Single by Seether

from the album Si Vis Pacem, Para Bellum
- Released: July 27, 2021
- Length: 3:59
- Label: Fantasy; Concord;
- Songwriter: Shaun Morgan
- Producer: Morgan

Seether singles chronology
| "Bruised and Bloodied" (2020) | "Wasteland" (2021) | "Judas Mind" (2024) |

Music video
- "Wasteland" on YouTube

= Wasteland (Seether song) =

2021 song by Seether

"Wasteland" is a song by South African rock band Seether. It was the third single from their eighth studio album, Si Vis Pacem, Para Bellum. The song topped the Billboard Mainstream Rock Airplay chart in 2021.

==Release and recording==
According to Loudwire, the original album version of "Wasteland" received a positive response, leading Seether to push it forward as their new single. Seether announced the companion EP Wasteland – The Purgatory, which was released digitally and on CD on July 30, 2021, and on vinyl on October 22, 2021. The EP includes the original album version of "Wasteland", three new songs, and an alternate stripped-down version of the track. The alternate stripped-down version of the song was released on June 25, 2021, alongside an accompanying music video, ahead of the EP's release. Frontman Shaun Morgan said he was "especially proud" of how the alternate version turned out and "really happy" that people would finally hear it. The official music video was released on August 17, 2021.

==Reception==
Graham Ray of Distorted Sound described "Wasteland" as an anthemic rock song with a dreamy, emotionally fragile chorus featuring Morgan's harmonies. Travis Lausch of Ultimate Guitar wrote that the song featured Deftones-style chord changes reminiscent of "Hexagram", along with more sophisticated vocal harmonies and instrumental textures. In a 5/10 review of Wasteland – The Purgatory, Sam Lawrie of Dead Press! wrote that "Wasteland" had powerful guitars contrasted with "buttery" vocals.

• [Requirements]:
**A)** Answer from the article on the Seether song "Wasteland":
(i) Which chart did the song top in 2021?
(ii) On what date did the companion EP come out on vinyl?
(iii) What score did Sam Lawrie's review of Wasteland – The Purgatory give?
**B)** Pick up the article on the Seether song "Wasteland" after its final sentence and continue writing it.
The records are separate material with no connection to the article on the Seether song "Wasteland".

• [Given information]:
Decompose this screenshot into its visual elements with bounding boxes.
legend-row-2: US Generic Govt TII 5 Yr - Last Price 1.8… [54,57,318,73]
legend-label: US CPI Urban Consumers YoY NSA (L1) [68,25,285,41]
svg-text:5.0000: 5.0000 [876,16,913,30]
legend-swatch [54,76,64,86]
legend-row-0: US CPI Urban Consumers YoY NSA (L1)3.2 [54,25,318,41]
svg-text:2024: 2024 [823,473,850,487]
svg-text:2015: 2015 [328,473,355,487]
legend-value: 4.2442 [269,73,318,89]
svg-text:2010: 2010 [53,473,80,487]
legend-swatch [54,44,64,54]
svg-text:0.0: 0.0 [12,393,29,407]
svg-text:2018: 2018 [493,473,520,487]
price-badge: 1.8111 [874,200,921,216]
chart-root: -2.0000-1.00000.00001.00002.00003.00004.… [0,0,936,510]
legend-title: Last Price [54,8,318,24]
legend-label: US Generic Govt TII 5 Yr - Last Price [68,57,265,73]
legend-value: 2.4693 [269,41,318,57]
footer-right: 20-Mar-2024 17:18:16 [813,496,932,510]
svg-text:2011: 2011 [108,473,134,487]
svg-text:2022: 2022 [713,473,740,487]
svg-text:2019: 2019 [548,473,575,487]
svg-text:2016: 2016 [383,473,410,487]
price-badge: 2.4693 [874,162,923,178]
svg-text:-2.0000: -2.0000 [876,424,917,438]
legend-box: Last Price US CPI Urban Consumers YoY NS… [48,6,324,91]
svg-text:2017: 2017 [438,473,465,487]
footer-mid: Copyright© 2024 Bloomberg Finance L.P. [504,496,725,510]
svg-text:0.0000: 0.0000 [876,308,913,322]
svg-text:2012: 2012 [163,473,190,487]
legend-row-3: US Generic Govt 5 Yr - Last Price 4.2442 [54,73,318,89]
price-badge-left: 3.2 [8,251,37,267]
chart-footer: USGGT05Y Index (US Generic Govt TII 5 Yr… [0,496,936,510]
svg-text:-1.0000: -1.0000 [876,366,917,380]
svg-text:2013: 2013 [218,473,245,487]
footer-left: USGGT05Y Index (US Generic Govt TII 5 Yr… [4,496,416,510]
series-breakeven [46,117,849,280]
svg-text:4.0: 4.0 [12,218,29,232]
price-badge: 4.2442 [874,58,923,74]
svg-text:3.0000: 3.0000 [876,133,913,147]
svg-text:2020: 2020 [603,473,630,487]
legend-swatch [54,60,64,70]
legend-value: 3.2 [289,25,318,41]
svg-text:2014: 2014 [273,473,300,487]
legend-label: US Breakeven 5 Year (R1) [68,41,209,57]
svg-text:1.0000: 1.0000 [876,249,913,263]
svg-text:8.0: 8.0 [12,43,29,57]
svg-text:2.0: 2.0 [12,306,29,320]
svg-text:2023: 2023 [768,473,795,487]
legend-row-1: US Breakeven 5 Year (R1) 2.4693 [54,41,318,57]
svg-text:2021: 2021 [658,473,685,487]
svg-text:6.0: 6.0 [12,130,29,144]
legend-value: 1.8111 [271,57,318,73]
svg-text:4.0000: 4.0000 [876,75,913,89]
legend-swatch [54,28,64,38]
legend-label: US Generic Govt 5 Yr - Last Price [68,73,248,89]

• [Responses by task]:
**A)**
(i) The Billboard Mainstream Rock Airplay chart
(ii) October 22, 2021
(iii) 5/10

**B)**
== Track listing ==

Professional ratings
Wasteland – The Purgatory EP
Review scores
| Source | Rating |
| Dead Press! | 5/10 |

"Wasteland (alternate version)" single
| No. | Title | Length |
|---|---|---|
| 1. | "Wasteland" (alternate version) | 4:20 |

"Wasteland – The Purgatory" EP
| No. | Title | Length |
|---|---|---|
| 1. | "Wasteland" | 3:59 |
| 2. | "What Would You Do?" | 4:49 |
| 3. | "Will It Ever End" | 4:08 |
| 4. | "Feast or Famine" | 4:33 |
| 5. | "Wasteland" (alternate version) | 4:20 |
| Total length: |  | 21:50 |

==Chart performance==
"Wasteland" reached number one on the Billboard Mainstream Rock Airplay chart dated October 30, 2021, becoming Seether's ninth chart-topper. It became the band's third number-one single from Si Vis Pacem, Para Bellum, marking the first time they had earned three Mainstream Rock Airplay number ones from the same album. The song also gave them their first streak of three consecutive number-one singles.

==Personnel==
Credits adapted from Apple Music.

Seether
- Shaun Morgan – guitar, lead vocals
- Dale Stewart – bass guitar
- John Humphrey – drums
- Corey Lowery – backing vocals, guitar

Production and engineering
- Shaun Morgan – producer
- Matt Hyde – recording engineer, immersive mixing engineer

== Charts ==

=== Weekly charts ===

Weekly chart performance for "Wasteland"
| Chart (2021) | Peak position |
|---|---|
| US Rock & Alternative Airplay (Billboard) | 7 |
| US Mainstream Rock Airplay (Billboard) | 1 |

=== Year-end charts ===

Year-end chart performance for "Wasteland"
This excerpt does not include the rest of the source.